* _TASK_: Count lines with the string "Datei" in them. State the number alone.

* _DATA FOR PROCESSING_:
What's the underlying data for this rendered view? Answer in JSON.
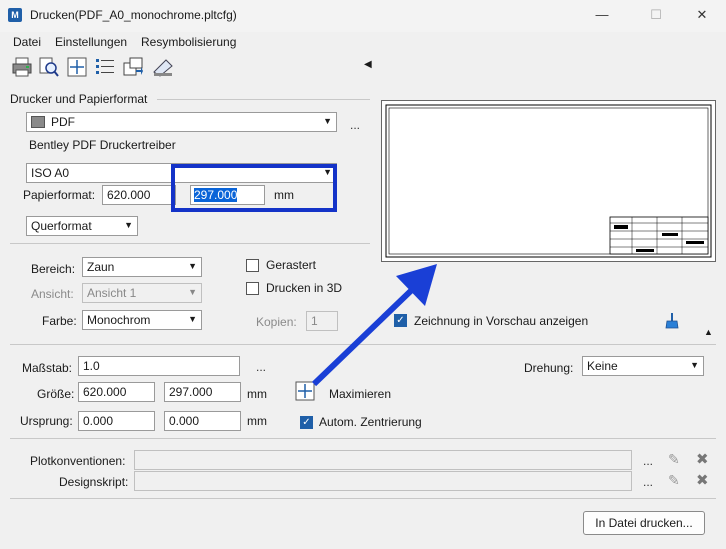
{
  "window": {
    "title": "Drucken(PDF_A0_monochrome.pltcfg)",
    "minimize": "—",
    "maximize": "☐",
    "close": "✕"
  },
  "menu": {
    "items": [
      "Datei",
      "Einstellungen",
      "Resymbolisierung"
    ]
  },
  "printer_section": {
    "heading": "Drucker und Papierformat",
    "printer": "PDF",
    "printer_more": "...",
    "driver": "Bentley PDF Druckertreiber",
    "paper_size": "ISO A0",
    "paper_label": "Papierformat:",
    "paper_width": "620.000",
    "paper_height": "297.000",
    "unit": "mm",
    "orientation": "Querformat"
  },
  "area_section": {
    "bereich_label": "Bereich:",
    "bereich_value": "Zaun",
    "ansicht_label": "Ansicht:",
    "ansicht_value": "Ansicht 1",
    "farbe_label": "Farbe:",
    "farbe_value": "Monochrom",
    "gerastert_label": "Gerastert",
    "drucken3d_label": "Drucken in 3D",
    "kopien_label": "Kopien:",
    "kopien_value": "1",
    "preview_label": "Zeichnung in Vorschau anzeigen"
  },
  "scale_section": {
    "massstab_label": "Maßstab:",
    "massstab_value": "1.0",
    "massstab_more": "...",
    "drehung_label": "Drehung:",
    "drehung_value": "Keine",
    "groesse_label": "Größe:",
    "groesse_w": "620.000",
    "groesse_h": "297.000",
    "groesse_unit": "mm",
    "maximieren_label": "Maximieren",
    "ursprung_label": "Ursprung:",
    "ursprung_x": "0.000",
    "ursprung_y": "0.000",
    "ursprung_unit": "mm",
    "zentrierung_label": "Autom. Zentrierung"
  },
  "conventions": {
    "plot_label": "Plotkonventionen:",
    "plot_value": "",
    "design_label": "Designskript:",
    "design_value": "",
    "more": "..."
  },
  "footer": {
    "print_button": "In Datei drucken..."
  },
  "colors": {
    "highlight_box": "#1433c8",
    "arrow": "#1a3fd6",
    "accent": "#1f5fa8"
  }
}
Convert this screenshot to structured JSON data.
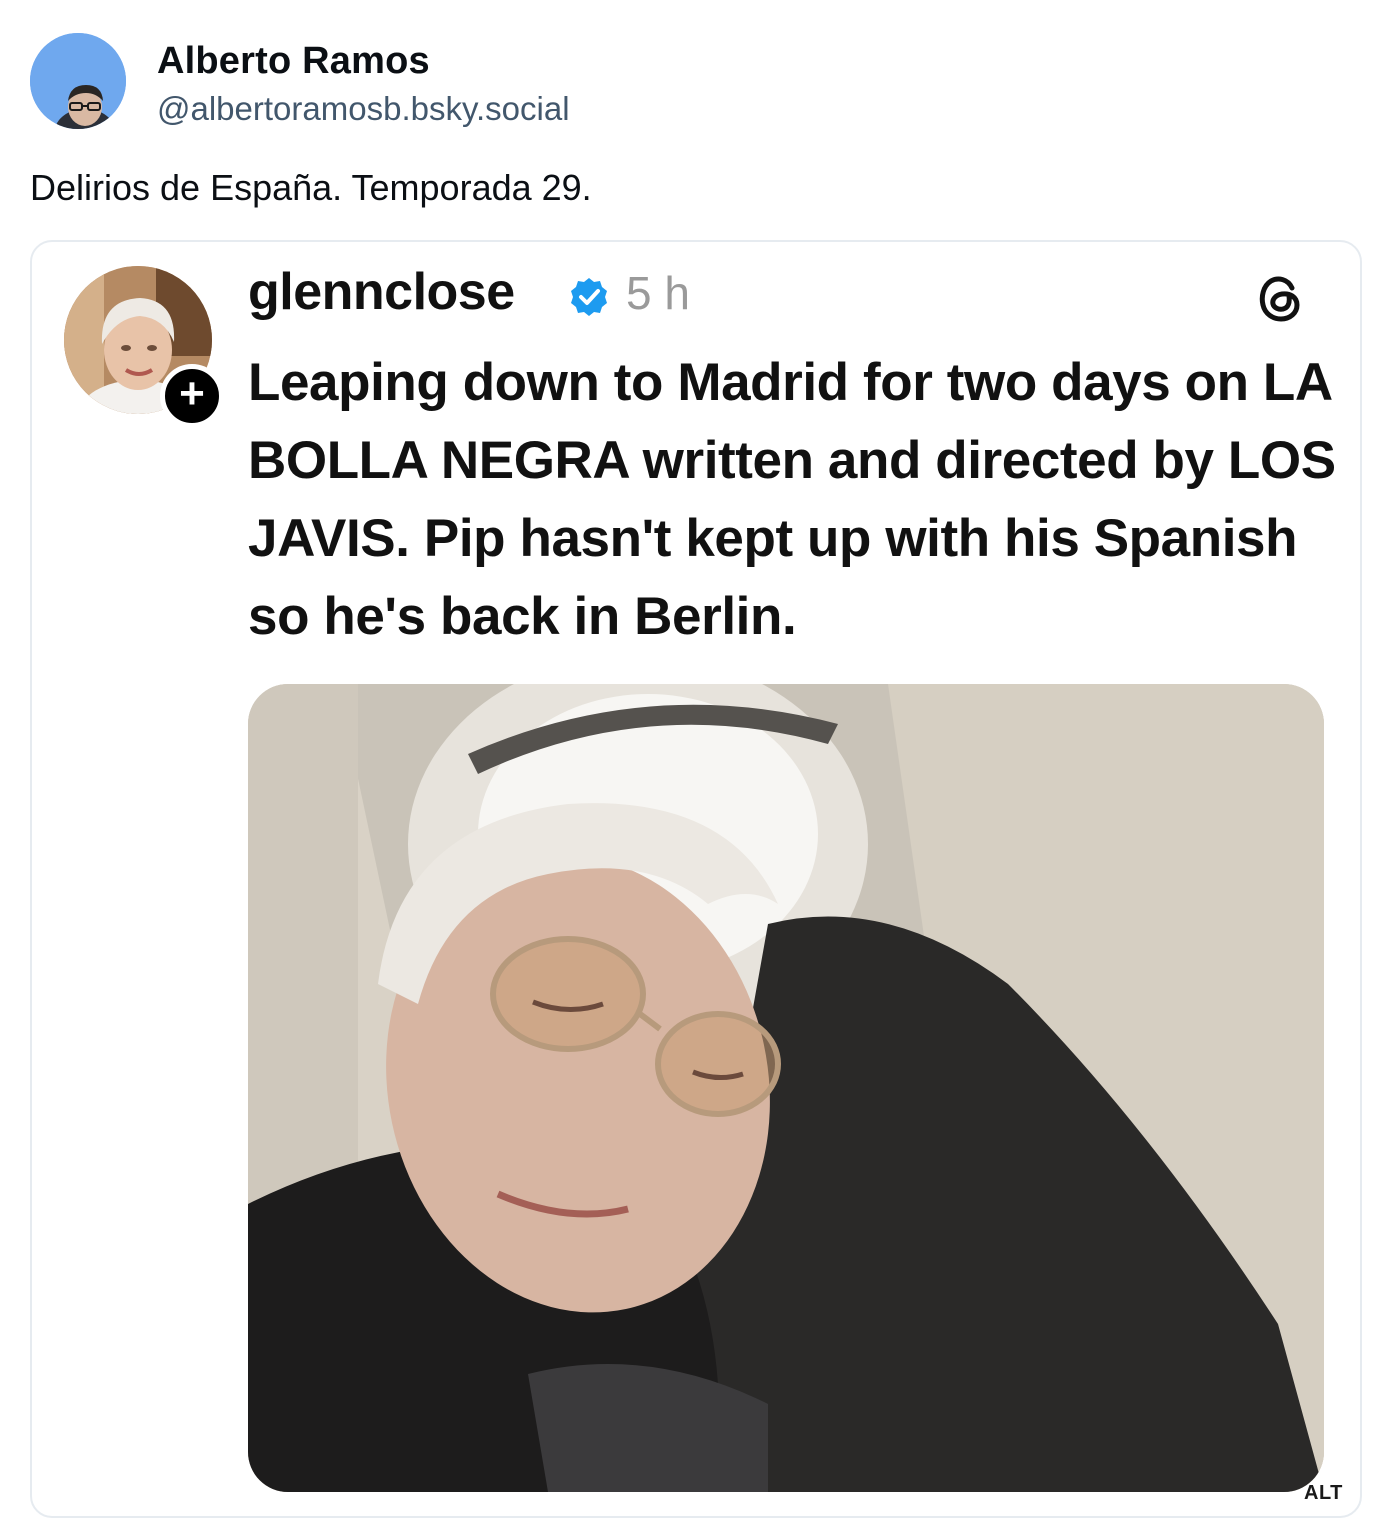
{
  "post": {
    "author_name": "Alberto Ramos",
    "author_handle": "@albertoramosb.bsky.social",
    "text": "Delirios de España. Temporada 29."
  },
  "embed": {
    "username": "glennclose",
    "time": "5 h",
    "body": "Leaping down to Madrid for two days on LA BOLLA NEGRA written and directed by LOS JAVIS. Pip hasn't kept up with his Spanish so he's back in Berlin.",
    "follow_symbol": "+",
    "alt_badge": "ALT",
    "verified_color": "#1d9bf0"
  },
  "icons": {
    "avatar": "avatar-icon",
    "verified": "verified-badge-icon",
    "threads": "threads-logo-icon"
  }
}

* _WRITTEN REPLY_: 2